■ Challenge
Find the lines with "Imprimir" in them and copy them out.

Stored data entries
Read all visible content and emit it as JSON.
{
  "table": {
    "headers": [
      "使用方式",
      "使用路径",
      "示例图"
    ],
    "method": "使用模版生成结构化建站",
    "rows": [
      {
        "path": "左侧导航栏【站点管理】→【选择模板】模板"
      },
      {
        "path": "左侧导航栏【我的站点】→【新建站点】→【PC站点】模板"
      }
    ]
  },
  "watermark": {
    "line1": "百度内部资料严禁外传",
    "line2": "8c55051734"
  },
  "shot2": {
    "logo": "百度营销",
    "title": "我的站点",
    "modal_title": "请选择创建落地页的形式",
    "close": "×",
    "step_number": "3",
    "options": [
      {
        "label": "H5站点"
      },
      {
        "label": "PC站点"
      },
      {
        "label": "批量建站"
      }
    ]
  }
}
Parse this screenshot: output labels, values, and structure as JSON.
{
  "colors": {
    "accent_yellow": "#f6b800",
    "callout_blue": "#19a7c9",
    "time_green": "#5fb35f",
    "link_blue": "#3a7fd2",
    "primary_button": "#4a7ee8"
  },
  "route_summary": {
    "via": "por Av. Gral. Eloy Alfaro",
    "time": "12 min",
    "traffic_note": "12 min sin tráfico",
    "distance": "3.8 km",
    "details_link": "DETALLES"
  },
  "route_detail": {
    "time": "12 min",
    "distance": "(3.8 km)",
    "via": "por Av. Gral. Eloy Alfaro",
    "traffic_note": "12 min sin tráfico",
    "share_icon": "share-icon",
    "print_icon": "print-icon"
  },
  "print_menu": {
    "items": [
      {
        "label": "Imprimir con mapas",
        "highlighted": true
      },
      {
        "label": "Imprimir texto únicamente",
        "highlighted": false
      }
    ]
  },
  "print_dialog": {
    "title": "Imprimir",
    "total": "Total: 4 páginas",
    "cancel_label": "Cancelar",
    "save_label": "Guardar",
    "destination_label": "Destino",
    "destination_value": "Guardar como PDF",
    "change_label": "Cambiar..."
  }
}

■ Problem solution
        "label": "Imprimir con mapas",
        "label": "Imprimir texto únicamente",
    "title": "Imprimir",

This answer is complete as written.